Copy each line below in which the word "enabled" occurs.
----
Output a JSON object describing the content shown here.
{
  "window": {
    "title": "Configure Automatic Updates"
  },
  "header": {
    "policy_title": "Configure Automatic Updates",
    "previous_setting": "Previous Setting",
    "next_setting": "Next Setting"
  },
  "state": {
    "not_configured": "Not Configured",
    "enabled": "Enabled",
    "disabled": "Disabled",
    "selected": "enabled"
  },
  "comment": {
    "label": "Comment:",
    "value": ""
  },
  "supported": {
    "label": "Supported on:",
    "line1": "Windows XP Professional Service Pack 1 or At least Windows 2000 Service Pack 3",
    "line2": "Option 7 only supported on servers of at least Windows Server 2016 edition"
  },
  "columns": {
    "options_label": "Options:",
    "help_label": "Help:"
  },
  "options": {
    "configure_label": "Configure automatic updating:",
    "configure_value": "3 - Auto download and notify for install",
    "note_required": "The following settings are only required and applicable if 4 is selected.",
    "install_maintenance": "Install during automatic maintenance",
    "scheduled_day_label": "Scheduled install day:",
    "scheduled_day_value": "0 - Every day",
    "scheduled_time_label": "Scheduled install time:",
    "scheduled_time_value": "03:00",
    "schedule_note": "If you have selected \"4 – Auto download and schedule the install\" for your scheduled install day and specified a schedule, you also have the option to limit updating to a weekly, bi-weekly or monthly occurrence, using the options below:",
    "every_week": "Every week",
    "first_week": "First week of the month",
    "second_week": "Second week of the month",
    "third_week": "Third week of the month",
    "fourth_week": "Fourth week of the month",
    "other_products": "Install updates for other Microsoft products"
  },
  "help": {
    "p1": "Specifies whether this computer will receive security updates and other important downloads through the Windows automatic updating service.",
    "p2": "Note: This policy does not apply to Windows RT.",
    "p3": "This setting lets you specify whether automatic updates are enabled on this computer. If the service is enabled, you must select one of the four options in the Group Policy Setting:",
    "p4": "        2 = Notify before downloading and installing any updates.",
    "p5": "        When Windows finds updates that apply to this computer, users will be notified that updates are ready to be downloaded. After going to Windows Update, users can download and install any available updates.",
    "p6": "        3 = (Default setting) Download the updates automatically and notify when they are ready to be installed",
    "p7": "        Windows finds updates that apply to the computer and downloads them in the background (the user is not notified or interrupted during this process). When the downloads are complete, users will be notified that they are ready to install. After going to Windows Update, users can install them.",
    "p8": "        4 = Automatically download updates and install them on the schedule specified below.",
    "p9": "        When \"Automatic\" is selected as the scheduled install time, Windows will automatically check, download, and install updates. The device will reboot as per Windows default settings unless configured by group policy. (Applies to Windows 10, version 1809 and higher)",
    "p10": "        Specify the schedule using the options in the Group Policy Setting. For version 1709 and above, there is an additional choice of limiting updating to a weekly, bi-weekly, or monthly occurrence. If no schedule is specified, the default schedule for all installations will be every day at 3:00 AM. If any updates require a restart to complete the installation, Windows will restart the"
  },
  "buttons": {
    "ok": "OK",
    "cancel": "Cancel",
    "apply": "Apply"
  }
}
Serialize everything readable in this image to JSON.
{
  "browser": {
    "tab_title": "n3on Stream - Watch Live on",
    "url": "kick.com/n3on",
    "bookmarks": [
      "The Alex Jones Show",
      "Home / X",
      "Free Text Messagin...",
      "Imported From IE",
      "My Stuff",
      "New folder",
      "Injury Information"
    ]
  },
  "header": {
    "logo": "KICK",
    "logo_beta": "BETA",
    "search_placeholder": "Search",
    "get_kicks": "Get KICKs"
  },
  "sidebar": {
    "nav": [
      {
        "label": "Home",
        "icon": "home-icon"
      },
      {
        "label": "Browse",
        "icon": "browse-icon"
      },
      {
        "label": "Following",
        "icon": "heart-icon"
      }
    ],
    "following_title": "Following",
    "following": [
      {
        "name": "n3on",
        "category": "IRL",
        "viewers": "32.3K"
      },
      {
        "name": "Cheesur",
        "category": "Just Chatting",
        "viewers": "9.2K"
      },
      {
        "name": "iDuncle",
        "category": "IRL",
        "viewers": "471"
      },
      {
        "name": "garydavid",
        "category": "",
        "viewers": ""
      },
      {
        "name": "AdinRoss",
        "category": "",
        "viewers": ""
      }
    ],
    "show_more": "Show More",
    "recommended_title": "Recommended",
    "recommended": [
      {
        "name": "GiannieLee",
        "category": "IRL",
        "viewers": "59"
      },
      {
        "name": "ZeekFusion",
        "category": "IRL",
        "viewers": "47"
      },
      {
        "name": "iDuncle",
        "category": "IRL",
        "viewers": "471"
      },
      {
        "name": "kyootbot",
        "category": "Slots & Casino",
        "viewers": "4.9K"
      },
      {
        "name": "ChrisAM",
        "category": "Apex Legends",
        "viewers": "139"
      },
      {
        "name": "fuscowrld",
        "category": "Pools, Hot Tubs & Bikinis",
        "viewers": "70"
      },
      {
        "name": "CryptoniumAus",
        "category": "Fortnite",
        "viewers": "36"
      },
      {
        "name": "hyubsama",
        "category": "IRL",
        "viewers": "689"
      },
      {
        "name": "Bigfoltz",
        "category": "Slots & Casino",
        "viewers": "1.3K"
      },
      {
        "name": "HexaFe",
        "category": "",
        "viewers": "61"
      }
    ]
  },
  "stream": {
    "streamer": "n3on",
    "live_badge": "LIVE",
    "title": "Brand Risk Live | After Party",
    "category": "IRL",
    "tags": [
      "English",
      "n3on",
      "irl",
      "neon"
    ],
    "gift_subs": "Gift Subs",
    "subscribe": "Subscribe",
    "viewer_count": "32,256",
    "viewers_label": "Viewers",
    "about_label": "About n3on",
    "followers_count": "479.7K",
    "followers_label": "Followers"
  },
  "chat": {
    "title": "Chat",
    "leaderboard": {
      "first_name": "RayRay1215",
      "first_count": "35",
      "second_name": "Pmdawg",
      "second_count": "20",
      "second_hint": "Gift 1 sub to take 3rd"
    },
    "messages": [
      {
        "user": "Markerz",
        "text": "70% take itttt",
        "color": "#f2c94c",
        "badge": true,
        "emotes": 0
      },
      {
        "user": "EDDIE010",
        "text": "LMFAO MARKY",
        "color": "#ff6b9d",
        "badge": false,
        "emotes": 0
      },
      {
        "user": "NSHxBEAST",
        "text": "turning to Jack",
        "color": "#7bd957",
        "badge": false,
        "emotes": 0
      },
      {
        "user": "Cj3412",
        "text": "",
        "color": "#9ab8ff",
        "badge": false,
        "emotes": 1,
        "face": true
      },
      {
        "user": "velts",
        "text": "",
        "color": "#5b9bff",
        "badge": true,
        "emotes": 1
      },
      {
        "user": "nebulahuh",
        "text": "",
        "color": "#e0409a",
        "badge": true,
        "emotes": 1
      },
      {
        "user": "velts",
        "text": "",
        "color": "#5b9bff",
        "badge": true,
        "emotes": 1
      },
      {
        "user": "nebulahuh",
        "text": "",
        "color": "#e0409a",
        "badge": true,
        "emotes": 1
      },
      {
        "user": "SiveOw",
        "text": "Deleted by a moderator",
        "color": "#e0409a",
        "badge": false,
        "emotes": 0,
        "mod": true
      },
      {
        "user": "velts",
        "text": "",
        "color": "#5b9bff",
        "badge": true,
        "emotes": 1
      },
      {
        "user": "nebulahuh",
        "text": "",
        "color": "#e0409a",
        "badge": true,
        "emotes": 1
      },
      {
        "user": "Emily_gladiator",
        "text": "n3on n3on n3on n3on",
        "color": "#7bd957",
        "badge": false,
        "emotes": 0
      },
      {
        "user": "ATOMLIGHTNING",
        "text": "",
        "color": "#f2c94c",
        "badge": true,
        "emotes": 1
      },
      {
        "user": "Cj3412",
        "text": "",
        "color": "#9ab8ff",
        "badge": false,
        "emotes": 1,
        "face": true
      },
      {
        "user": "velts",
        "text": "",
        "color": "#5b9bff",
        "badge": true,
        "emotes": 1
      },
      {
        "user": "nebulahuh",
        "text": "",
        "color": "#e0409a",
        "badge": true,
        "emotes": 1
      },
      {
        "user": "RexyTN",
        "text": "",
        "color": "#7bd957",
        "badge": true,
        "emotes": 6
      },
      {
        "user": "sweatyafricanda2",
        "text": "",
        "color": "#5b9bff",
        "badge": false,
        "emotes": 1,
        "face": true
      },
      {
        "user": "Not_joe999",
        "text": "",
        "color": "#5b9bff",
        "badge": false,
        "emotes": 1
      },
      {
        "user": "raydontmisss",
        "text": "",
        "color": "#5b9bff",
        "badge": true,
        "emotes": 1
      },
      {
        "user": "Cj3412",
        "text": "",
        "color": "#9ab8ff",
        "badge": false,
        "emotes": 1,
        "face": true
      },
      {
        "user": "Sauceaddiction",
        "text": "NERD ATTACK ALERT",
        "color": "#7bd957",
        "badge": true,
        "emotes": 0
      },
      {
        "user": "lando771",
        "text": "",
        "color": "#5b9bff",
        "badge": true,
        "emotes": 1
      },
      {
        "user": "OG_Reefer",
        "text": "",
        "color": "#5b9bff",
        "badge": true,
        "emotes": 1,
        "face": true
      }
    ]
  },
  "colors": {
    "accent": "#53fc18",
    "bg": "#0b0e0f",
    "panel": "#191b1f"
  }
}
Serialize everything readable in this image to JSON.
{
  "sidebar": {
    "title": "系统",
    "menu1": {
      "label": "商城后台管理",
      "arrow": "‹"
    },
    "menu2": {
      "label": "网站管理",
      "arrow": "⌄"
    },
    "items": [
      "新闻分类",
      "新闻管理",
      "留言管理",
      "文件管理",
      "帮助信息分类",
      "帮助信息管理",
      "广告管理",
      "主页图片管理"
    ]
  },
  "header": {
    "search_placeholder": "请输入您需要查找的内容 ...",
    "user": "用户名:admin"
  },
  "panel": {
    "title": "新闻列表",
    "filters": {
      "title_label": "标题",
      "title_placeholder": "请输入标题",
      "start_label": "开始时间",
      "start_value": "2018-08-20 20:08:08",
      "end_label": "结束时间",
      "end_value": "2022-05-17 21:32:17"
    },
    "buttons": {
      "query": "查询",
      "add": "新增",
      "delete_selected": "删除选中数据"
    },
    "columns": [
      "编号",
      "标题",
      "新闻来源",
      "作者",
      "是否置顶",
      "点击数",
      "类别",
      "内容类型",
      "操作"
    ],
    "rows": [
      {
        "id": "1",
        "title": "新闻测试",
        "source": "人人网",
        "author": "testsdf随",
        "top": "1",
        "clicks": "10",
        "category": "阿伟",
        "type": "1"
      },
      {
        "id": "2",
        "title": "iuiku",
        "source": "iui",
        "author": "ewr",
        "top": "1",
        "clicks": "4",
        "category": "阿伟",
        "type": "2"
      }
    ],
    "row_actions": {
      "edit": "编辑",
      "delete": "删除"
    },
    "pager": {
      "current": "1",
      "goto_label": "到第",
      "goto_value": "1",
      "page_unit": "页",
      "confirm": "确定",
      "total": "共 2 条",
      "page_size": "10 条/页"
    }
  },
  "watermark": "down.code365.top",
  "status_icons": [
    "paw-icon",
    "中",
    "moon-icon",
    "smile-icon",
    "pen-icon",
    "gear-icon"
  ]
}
----
▶ **TASK ANSWER**
    "enabled": "Enabled",
    "selected": "enabled"
    "p3": "This setting lets you specify whether automatic updates are enabled on this computer. If the service is enabled, you must select one of the four options in the Group Policy Setting:",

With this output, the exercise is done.